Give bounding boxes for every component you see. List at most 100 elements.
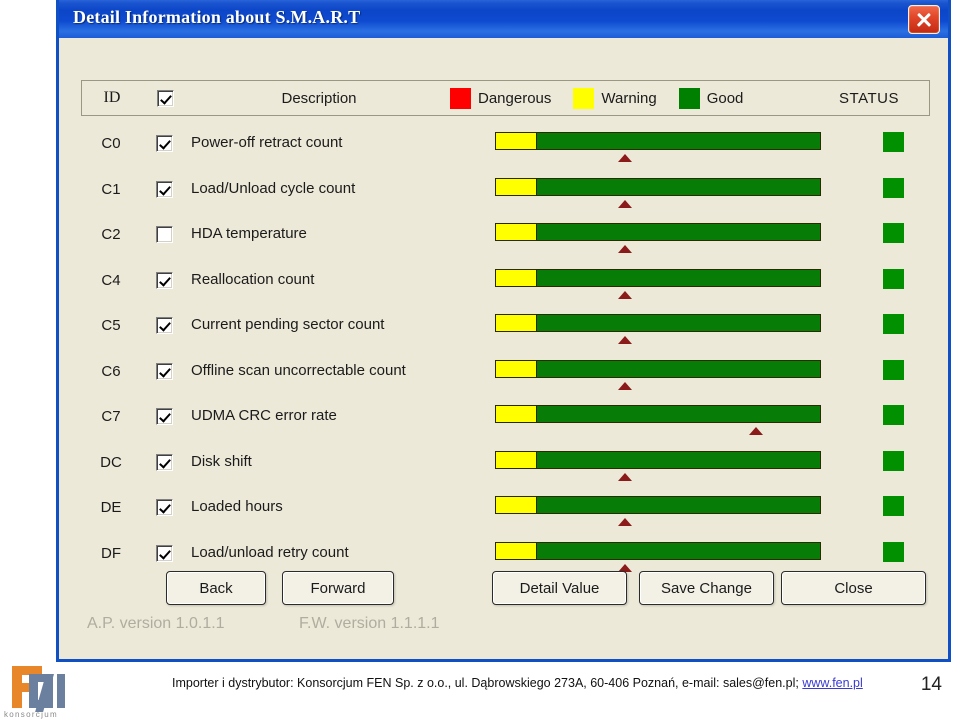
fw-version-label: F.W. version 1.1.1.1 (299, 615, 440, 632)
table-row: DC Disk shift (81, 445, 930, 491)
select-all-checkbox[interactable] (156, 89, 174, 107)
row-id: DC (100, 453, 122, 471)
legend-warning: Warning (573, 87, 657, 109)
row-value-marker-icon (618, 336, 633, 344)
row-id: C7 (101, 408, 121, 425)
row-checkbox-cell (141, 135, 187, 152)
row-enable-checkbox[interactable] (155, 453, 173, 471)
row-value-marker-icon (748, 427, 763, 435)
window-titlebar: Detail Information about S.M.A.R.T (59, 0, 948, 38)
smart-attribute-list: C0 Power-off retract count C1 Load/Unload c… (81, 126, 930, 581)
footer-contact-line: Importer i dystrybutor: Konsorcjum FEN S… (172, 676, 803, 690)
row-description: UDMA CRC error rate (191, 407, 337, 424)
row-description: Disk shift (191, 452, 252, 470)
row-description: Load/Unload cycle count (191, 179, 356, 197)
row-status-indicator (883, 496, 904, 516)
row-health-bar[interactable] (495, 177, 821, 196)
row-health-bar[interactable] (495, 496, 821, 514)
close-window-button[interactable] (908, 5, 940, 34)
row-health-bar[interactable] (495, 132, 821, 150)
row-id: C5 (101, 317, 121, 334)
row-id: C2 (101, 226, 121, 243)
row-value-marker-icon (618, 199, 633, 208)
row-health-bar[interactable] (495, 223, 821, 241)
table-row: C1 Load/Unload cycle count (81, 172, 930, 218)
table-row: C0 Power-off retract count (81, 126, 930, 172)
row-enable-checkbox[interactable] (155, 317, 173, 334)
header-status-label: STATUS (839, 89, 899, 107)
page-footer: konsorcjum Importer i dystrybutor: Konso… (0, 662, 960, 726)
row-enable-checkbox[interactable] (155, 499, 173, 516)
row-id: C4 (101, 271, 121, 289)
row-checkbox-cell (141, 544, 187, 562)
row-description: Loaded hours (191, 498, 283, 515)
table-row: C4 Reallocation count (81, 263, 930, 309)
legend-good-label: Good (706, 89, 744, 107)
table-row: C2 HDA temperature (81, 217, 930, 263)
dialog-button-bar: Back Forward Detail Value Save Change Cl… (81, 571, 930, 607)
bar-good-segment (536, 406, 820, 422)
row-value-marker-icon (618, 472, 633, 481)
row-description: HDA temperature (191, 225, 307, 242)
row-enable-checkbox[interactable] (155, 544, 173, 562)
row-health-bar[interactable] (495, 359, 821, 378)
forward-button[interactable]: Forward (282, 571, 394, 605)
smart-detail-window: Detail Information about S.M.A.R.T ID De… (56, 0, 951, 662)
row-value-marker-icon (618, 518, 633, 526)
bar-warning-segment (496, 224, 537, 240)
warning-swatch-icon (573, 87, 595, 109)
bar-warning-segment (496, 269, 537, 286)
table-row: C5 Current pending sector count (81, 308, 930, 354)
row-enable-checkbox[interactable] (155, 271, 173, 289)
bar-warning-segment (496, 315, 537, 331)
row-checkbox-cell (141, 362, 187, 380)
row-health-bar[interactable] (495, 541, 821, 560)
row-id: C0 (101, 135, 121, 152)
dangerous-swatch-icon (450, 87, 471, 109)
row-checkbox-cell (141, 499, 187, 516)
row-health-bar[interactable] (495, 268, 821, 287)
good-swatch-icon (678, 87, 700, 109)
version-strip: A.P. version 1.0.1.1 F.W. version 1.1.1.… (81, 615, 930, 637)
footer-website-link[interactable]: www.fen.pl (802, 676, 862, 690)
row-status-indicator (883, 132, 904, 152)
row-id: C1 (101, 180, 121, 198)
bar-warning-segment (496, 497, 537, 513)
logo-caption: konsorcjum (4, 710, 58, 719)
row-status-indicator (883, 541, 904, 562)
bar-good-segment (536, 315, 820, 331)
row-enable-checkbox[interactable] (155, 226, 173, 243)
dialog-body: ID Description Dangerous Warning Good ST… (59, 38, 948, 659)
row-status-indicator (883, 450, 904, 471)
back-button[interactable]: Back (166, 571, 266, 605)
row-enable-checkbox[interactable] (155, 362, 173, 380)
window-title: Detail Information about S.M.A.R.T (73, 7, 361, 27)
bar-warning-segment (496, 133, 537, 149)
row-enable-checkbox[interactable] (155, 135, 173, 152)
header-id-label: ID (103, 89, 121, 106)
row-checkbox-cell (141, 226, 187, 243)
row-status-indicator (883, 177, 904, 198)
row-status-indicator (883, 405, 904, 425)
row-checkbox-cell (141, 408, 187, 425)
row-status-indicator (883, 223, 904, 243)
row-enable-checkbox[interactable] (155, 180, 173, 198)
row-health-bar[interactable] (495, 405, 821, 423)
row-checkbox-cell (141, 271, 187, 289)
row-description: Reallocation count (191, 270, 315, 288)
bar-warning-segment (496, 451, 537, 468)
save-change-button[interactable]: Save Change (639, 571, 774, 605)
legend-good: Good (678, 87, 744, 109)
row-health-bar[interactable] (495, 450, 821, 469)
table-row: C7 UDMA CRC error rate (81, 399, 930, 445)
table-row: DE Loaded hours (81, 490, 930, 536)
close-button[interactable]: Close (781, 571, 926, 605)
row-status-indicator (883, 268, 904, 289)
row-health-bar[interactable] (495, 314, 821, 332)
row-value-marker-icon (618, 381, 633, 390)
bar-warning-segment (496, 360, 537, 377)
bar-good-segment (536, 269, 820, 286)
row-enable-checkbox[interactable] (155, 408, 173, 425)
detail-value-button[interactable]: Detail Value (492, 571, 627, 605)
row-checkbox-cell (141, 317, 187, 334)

## TASK TO CARRY OUT:
Reproduce all of the records above line for line, without any changes, leaving out the pictures.

## RESULT OF THE TASK:
Give bounding boxes for every component you see. List at most 100 elements.
fw-version-label: F.W. version 1.1.1.1 (299, 615, 440, 632)
table-row: DC Disk shift (81, 445, 930, 491)
select-all-checkbox[interactable] (156, 89, 174, 107)
row-id: DC (100, 453, 122, 471)
legend-warning: Warning (573, 87, 657, 109)
row-value-marker-icon (618, 336, 633, 344)
row-id: C7 (101, 408, 121, 425)
row-checkbox-cell (141, 135, 187, 152)
row-enable-checkbox[interactable] (155, 453, 173, 471)
row-value-marker-icon (748, 427, 763, 435)
window-titlebar: Detail Information about S.M.A.R.T (59, 0, 948, 38)
smart-attribute-list: C0 Power-off retract count C1 Load/Unload c… (81, 126, 930, 581)
footer-contact-line: Importer i dystrybutor: Konsorcjum FEN S… (172, 676, 803, 690)
row-description: UDMA CRC error rate (191, 407, 337, 424)
row-description: Disk shift (191, 452, 252, 470)
row-description: Load/Unload cycle count (191, 179, 356, 197)
row-status-indicator (883, 496, 904, 516)
row-health-bar[interactable] (495, 177, 821, 196)
row-health-bar[interactable] (495, 496, 821, 514)
close-window-button[interactable] (908, 5, 940, 34)
row-health-bar[interactable] (495, 132, 821, 150)
row-id: C5 (101, 317, 121, 334)
row-id: C2 (101, 226, 121, 243)
row-value-marker-icon (618, 199, 633, 208)
row-health-bar[interactable] (495, 223, 821, 241)
table-row: C1 Load/Unload cycle count (81, 172, 930, 218)
table-row: C0 Power-off retract count (81, 126, 930, 172)
row-enable-checkbox[interactable] (155, 317, 173, 334)
header-status-label: STATUS (839, 89, 899, 107)
page-footer: konsorcjum Importer i dystrybutor: Konso… (0, 662, 960, 726)
row-enable-checkbox[interactable] (155, 499, 173, 516)
row-id: C4 (101, 271, 121, 289)
row-checkbox-cell (141, 544, 187, 562)
row-description: Loaded hours (191, 498, 283, 515)
table-row: C4 Reallocation count (81, 263, 930, 309)
legend-good-label: Good (706, 89, 744, 107)
table-row: C2 HDA temperature (81, 217, 930, 263)
dialog-button-bar: Back Forward Detail Value Save Change Cl… (81, 571, 930, 607)
bar-good-segment (536, 406, 820, 422)
row-value-marker-icon (618, 472, 633, 481)
row-description: HDA temperature (191, 225, 307, 242)
row-enable-checkbox[interactable] (155, 544, 173, 562)
row-health-bar[interactable] (495, 359, 821, 378)
forward-button[interactable]: Forward (282, 571, 394, 605)
smart-detail-window: Detail Information about S.M.A.R.T ID De… (56, 0, 951, 662)
row-value-marker-icon (618, 518, 633, 526)
bar-warning-segment (496, 224, 537, 240)
warning-swatch-icon (573, 87, 595, 109)
bar-warning-segment (496, 269, 537, 286)
table-row: C5 Current pending sector count (81, 308, 930, 354)
row-enable-checkbox[interactable] (155, 271, 173, 289)
bar-warning-segment (496, 315, 537, 331)
row-checkbox-cell (141, 362, 187, 380)
row-health-bar[interactable] (495, 541, 821, 560)
row-id: C0 (101, 135, 121, 152)
dangerous-swatch-icon (450, 87, 471, 109)
row-checkbox-cell (141, 499, 187, 516)
row-health-bar[interactable] (495, 268, 821, 287)
good-swatch-icon (678, 87, 700, 109)
version-strip: A.P. version 1.0.1.1 F.W. version 1.1.1.… (81, 615, 930, 637)
footer-website-link[interactable]: www.fen.pl (802, 676, 862, 690)
row-status-indicator (883, 132, 904, 152)
row-id: C1 (101, 180, 121, 198)
bar-warning-segment (496, 497, 537, 513)
logo-caption: konsorcjum (4, 710, 58, 719)
row-status-indicator (883, 541, 904, 562)
bar-good-segment (536, 315, 820, 331)
row-enable-checkbox[interactable] (155, 226, 173, 243)
dialog-body: ID Description Dangerous Warning Good ST… (59, 38, 948, 659)
row-status-indicator (883, 450, 904, 471)
back-button[interactable]: Back (166, 571, 266, 605)
row-enable-checkbox[interactable] (155, 362, 173, 380)
window-title: Detail Information about S.M.A.R.T (73, 7, 361, 27)
bar-warning-segment (496, 133, 537, 149)
row-enable-checkbox[interactable] (155, 135, 173, 152)
header-id-label: ID (103, 89, 121, 106)
row-checkbox-cell (141, 226, 187, 243)
row-status-indicator (883, 177, 904, 198)
row-status-indicator (883, 405, 904, 425)
row-checkbox-cell (141, 408, 187, 425)
row-status-indicator (883, 223, 904, 243)
row-enable-checkbox[interactable] (155, 180, 173, 198)
row-health-bar[interactable] (495, 405, 821, 423)
row-checkbox-cell (141, 271, 187, 289)
row-description: Reallocation count (191, 270, 315, 288)
bar-warning-segment (496, 451, 537, 468)
save-change-button[interactable]: Save Change (639, 571, 774, 605)
legend-good: Good (678, 87, 744, 109)
row-health-bar[interactable] (495, 450, 821, 469)
table-row: C7 UDMA CRC error rate (81, 399, 930, 445)
table-row: DE Loaded hours (81, 490, 930, 536)
close-button[interactable]: Close (781, 571, 926, 605)
row-status-indicator (883, 268, 904, 289)
row-health-bar[interactable] (495, 314, 821, 332)
row-value-marker-icon (618, 381, 633, 390)
bar-warning-segment (496, 360, 537, 377)
bar-good-segment (536, 269, 820, 286)
row-enable-checkbox[interactable] (155, 408, 173, 425)
detail-value-button[interactable]: Detail Value (492, 571, 627, 605)
row-checkbox-cell (141, 317, 187, 334)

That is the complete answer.